» GIVEN EXERCISE
Return the whole listing, keeping every character the same.
═══ PROVIDED ENTRIES
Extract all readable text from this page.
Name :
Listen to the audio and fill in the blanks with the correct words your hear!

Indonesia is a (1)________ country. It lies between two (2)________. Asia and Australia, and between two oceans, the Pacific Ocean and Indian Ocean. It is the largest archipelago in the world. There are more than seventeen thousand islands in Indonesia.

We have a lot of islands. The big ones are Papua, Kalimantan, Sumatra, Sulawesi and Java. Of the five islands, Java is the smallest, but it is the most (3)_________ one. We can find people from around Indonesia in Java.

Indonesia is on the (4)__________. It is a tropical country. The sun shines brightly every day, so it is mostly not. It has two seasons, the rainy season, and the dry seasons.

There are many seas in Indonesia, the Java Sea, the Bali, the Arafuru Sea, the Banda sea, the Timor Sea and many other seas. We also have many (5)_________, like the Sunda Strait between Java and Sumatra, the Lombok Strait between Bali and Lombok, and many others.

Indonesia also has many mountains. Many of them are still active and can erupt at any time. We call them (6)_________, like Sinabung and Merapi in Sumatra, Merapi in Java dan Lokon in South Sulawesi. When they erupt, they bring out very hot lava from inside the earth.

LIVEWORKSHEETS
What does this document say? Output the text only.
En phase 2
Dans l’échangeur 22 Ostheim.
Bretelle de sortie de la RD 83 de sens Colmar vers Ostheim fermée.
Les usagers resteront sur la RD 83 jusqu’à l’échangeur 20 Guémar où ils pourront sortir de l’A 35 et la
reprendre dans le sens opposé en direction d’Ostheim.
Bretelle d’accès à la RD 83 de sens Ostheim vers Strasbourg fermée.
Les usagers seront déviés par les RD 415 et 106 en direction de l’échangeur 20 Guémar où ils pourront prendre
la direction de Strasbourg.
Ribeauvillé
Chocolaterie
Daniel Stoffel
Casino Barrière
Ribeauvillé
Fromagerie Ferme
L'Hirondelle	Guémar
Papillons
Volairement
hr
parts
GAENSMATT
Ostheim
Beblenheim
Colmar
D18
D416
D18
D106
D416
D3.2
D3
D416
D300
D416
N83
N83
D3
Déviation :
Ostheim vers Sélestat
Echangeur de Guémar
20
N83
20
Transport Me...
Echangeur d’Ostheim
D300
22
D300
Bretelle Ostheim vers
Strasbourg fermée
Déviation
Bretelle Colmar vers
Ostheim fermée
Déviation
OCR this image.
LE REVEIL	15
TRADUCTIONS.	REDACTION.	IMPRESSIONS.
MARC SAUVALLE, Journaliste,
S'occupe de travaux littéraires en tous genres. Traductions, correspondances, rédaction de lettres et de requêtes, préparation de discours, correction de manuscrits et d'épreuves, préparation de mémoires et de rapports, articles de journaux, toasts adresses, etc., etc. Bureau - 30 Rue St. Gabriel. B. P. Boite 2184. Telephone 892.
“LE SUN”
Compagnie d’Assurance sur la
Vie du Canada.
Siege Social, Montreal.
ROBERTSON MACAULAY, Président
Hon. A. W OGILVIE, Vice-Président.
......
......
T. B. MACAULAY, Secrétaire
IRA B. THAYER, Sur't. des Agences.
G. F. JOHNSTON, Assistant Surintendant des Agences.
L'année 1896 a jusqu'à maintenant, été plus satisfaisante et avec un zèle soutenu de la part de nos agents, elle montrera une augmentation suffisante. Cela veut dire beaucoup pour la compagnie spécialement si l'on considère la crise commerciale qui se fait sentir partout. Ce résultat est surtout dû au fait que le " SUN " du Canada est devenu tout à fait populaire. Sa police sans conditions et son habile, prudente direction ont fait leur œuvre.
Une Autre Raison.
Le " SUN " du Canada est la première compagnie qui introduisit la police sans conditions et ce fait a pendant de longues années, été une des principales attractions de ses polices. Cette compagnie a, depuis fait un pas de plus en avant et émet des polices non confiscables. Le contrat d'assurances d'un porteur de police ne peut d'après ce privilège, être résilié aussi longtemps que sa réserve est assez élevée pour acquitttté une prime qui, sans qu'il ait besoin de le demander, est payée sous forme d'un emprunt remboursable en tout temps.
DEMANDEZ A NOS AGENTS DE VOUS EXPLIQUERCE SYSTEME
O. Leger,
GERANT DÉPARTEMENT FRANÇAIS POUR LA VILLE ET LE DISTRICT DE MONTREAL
══════
» OUTPUT FOR THIS EXERCISE
Extract all readable text from this page.
Name :
Listen to the audio and fill in the blanks with the correct words your hear!

Indonesia is a (1)________ country. It lies between two (2)________. Asia and Australia, and between two oceans, the Pacific Ocean and Indian Ocean. It is the largest archipelago in the world. There are more than seventeen thousand islands in Indonesia.

We have a lot of islands. The big ones are Papua, Kalimantan, Sumatra, Sulawesi and Java. Of the five islands, Java is the smallest, but it is the most (3)_________ one. We can find people from around Indonesia in Java.

Indonesia is on the (4)__________. It is a tropical country. The sun shines brightly every day, so it is mostly not. It has two seasons, the rainy season, and the dry seasons.

There are many seas in Indonesia, the Java Sea, the Bali, the Arafuru Sea, the Banda sea, the Timor Sea and many other seas. We also have many (5)_________, like the Sunda Strait between Java and Sumatra, the Lombok Strait between Bali and Lombok, and many others.

Indonesia also has many mountains. Many of them are still active and can erupt at any time. We call them (6)_________, like Sinabung and Merapi in Sumatra, Merapi in Java dan Lokon in South Sulawesi. When they erupt, they bring out very hot lava from inside the earth.

LIVEWORKSHEETS
What does this document say? Output the text only.
En phase 2
Dans l’échangeur 22 Ostheim.
Bretelle de sortie de la RD 83 de sens Colmar vers Ostheim fermée.
Les usagers resteront sur la RD 83 jusqu’à l’échangeur 20 Guémar où ils pourront sortir de l’A 35 et la
reprendre dans le sens opposé en direction d’Ostheim.
Bretelle d’accès à la RD 83 de sens Ostheim vers Strasbourg fermée.
Les usagers seront déviés par les RD 415 et 106 en direction de l’échangeur 20 Guémar où ils pourront prendre
la direction de Strasbourg.
Ribeauvillé
Chocolaterie
Daniel Stoffel
Casino Barrière
Ribeauvillé
Fromagerie Ferme
L'Hirondelle	Guémar
Papillons
Volairement
hr
parts
GAENSMATT
Ostheim
Beblenheim
Colmar
D18
D416
D18
D106
D416
D3.2
D3
D416
D300
D416
N83
N83
D3
Déviation :
Ostheim vers Sélestat
Echangeur de Guémar
20
N83
20
Transport Me...
Echangeur d’Ostheim
D300
22
D300
Bretelle Ostheim vers
Strasbourg fermée
Déviation
Bretelle Colmar vers
Ostheim fermée
Déviation
OCR this image.
LE REVEIL	15
TRADUCTIONS.	REDACTION.	IMPRESSIONS.
MARC SAUVALLE, Journaliste,
S'occupe de travaux littéraires en tous genres. Traductions, correspondances, rédaction de lettres et de requêtes, préparation de discours, correction de manuscrits et d'épreuves, préparation de mémoires et de rapports, articles de journaux, toasts adresses, etc., etc. Bureau - 30 Rue St. Gabriel. B. P. Boite 2184. Telephone 892.
“LE SUN”
Compagnie d’Assurance sur la
Vie du Canada.
Siege Social, Montreal.
ROBERTSON MACAULAY, Président
Hon. A. W OGILVIE, Vice-Président.
......
......
T. B. MACAULAY, Secrétaire
IRA B. THAYER, Sur't. des Agences.
G. F. JOHNSTON, Assistant Surintendant des Agences.
L'année 1896 a jusqu'à maintenant, été plus satisfaisante et avec un zèle soutenu de la part de nos agents, elle montrera une augmentation suffisante. Cela veut dire beaucoup pour la compagnie spécialement si l'on considère la crise commerciale qui se fait sentir partout. Ce résultat est surtout dû au fait que le " SUN " du Canada est devenu tout à fait populaire. Sa police sans conditions et son habile, prudente direction ont fait leur œuvre.
Une Autre Raison.
Le " SUN " du Canada est la première compagnie qui introduisit la police sans conditions et ce fait a pendant de longues années, été une des principales attractions de ses polices. Cette compagnie a, depuis fait un pas de plus en avant et émet des polices non confiscables. Le contrat d'assurances d'un porteur de police ne peut d'après ce privilège, être résilié aussi longtemps que sa réserve est assez élevée pour acquitttté une prime qui, sans qu'il ait besoin de le demander, est payée sous forme d'un emprunt remboursable en tout temps.
DEMANDEZ A NOS AGENTS DE VOUS EXPLIQUERCE SYSTEME
O. Leger,
GERANT DÉPARTEMENT FRANÇAIS POUR LA VILLE ET LE DISTRICT DE MONTREAL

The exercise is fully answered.